» **WORK TASK A**
According to the passage about Qualico's Precinct K (South) development, which subjects do the reports Qualico is awaiting cover? List them all.
» **WORK TASK B**
Carry on the passage about Qualico's Precinct K (South) development from the point where it stops.

SOURCE DOCUMENT below:

A simple question regarding the guarantee of a north-south Active Transportation trail connecting their northern boundary to their southern boundary was given a surprisingly nuanced response. The presence of the floodplain lowlands found within the Smith Farm Coulee may necessitate the construction of a “structure” needed to allow for an AT pathway ROW. The location and the nature of any such structure was not given.
Save Our Seine stated its long-standing approval of naturalized storm water retention ponds such as the ones found in Royalwood Phase 2 to the north. Qualico stated that there are other options, such as “dry ponds” of one-acre or larger. Qualico revealed that the idea of using Smith Farm coulee, a seasonal stream, as a discharge point for their ponds was an interesting one. (NOTE: The relevant land drainage study has not been completed to confirm that possibility.)
Pending the relevant report’s outcome Qualico anticipates at least two future ponds in this DASZ. They will follow one upon another via a series of linked pipes that work by means of gravitational flow. Larger and more expensive pipes are needed if you do not follow the dictates of gravity. The City requires that they have an outfall to the Seine River. After the meeting SOS reported to the CBRA that they had “heard positive things about mitigating the effects of development on water flows and quality.”
Qualico considers Precinct K (South) to be a smaller order project. The subject area’s 150 acres (developer provided information) is comparable to the adjacent Sage Creek community’s latest and last phase, the 144-acre Phase 10.

Sage Creek is currently building a Phase 10D. Qualico does not envision Precinct K requiring 4 phases. As the subject area is larger than what could be reasonably serviced in one summer season, some phasing will be necessary. The result of the 3 reports that they are awaiting, on traffic, underground services and land drainage, will suggest or even dictate the final design and the number of phases that are required.
Qualico confirmed that the traffic inflows/outflows from any possible Vermette/Sumka residential development would be calculated if the City so required them. Qualico is obligated to study the effect of their project on adjacent streets and communities.
Qualico did not discuss any local infrastructure improvements to any area outside of their DASZ, e.g. the existing Creek Bend and Sioux Road West gravel roads.

End of SOURCE DOCUMENT.
EXTRACTED INFORMATION below:

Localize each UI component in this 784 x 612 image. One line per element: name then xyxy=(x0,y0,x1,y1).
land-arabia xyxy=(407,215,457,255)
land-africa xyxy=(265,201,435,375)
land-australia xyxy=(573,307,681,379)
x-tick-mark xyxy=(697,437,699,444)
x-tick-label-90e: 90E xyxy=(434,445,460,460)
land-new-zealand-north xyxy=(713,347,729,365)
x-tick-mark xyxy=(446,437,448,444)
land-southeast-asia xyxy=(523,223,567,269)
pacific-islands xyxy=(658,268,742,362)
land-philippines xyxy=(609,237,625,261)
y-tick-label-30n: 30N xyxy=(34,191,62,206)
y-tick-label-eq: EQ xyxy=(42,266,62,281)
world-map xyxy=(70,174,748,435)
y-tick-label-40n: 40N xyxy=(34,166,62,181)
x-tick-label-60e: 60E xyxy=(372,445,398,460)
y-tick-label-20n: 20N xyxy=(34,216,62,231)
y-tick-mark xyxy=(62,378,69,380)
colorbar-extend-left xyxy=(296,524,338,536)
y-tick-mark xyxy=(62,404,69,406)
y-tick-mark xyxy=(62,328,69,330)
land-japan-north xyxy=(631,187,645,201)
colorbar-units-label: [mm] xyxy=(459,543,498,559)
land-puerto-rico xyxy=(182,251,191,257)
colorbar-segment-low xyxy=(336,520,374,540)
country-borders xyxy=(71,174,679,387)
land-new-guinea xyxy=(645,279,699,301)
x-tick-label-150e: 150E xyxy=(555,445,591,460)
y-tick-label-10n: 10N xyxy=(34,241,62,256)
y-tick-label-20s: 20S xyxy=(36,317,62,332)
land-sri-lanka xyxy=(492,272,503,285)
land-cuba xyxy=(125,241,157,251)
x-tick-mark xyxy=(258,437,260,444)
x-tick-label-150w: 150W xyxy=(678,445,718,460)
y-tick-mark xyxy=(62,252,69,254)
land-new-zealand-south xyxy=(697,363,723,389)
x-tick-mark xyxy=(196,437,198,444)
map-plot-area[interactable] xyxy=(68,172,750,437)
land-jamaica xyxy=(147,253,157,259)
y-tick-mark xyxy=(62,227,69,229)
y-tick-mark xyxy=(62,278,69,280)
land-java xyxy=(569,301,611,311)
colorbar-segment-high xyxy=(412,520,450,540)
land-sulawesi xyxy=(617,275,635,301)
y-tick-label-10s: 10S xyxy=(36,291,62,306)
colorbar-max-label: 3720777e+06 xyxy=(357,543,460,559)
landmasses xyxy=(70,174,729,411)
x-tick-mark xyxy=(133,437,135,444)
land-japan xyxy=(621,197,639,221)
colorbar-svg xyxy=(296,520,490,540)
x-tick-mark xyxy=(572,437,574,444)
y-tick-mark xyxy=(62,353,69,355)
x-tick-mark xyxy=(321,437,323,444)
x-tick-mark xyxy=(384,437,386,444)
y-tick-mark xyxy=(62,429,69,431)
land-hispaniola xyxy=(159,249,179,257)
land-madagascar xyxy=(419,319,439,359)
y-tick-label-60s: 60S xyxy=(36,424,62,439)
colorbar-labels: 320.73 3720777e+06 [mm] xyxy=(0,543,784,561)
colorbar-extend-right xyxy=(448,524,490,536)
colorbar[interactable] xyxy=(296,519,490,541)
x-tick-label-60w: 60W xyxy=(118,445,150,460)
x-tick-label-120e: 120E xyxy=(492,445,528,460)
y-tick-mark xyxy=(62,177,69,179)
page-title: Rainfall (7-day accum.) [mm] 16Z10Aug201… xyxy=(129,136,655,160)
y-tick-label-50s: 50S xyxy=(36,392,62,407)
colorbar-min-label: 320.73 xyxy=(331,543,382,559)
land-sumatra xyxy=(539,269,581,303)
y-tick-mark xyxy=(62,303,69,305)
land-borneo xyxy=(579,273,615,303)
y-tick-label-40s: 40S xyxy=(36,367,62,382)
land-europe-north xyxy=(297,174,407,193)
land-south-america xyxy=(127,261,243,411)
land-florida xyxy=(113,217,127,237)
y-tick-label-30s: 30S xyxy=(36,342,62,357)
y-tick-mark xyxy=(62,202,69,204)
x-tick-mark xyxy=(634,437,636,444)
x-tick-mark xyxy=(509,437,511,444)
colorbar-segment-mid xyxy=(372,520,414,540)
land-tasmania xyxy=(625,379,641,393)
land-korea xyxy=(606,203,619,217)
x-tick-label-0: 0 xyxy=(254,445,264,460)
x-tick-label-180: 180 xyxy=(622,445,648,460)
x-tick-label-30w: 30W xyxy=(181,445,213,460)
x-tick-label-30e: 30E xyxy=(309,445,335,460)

End of EXTRACTED INFORMATION.

» **ANSWER SECTION A**
Traffic, underground services, and land drainage.

» **ANSWER SECTION B**
Qualico again stated that they will not be making any amendments to the secondary plan. They will build and “stub” their required section of the north/south Southside Drive if that is necessary. They informed us that potable water lines must be serviced in a loop configuration, and must not end in a stub to assure water quality.
Qualico brought up the soon to be completed RidgeWood West project in Charleswood multiple times. In RidgeWood West active park space was reduced from their original plan design in response to community efforts in order to support passive parkland, preserving forest and connectivity to the Harte Trail to its north.

Qualico said that it welcomes the opportunity to plan a project in Precinct K that has diverse geographies, land uses and housing options.
Save Our Seine was invited to maintain contact and to share further thoughts with the DASZ proponents. They were informed of the first public meeting to be held, at a location yet to be determined, in January 2026. SOS strongly requested a second face-to-face meeting with the proponents after that first public consultation was held. Qualico mentioned a later second public meeting, again with downloadable PDF documents available on the Landmark website. They wish to move forward with a completed DASZ application in the early spring 2026, where once again SOS can make comments on the subject plans. Qualico hopes to begin infrastructure construction in late 2026/spring 2027. They hope to begin actual house construction in the summer/fall of 2027.
The meeting was an amiable one. While SOS did not seem discouraged by what they had seen and heard that afternoon, no date and time for further meetings was made at that time.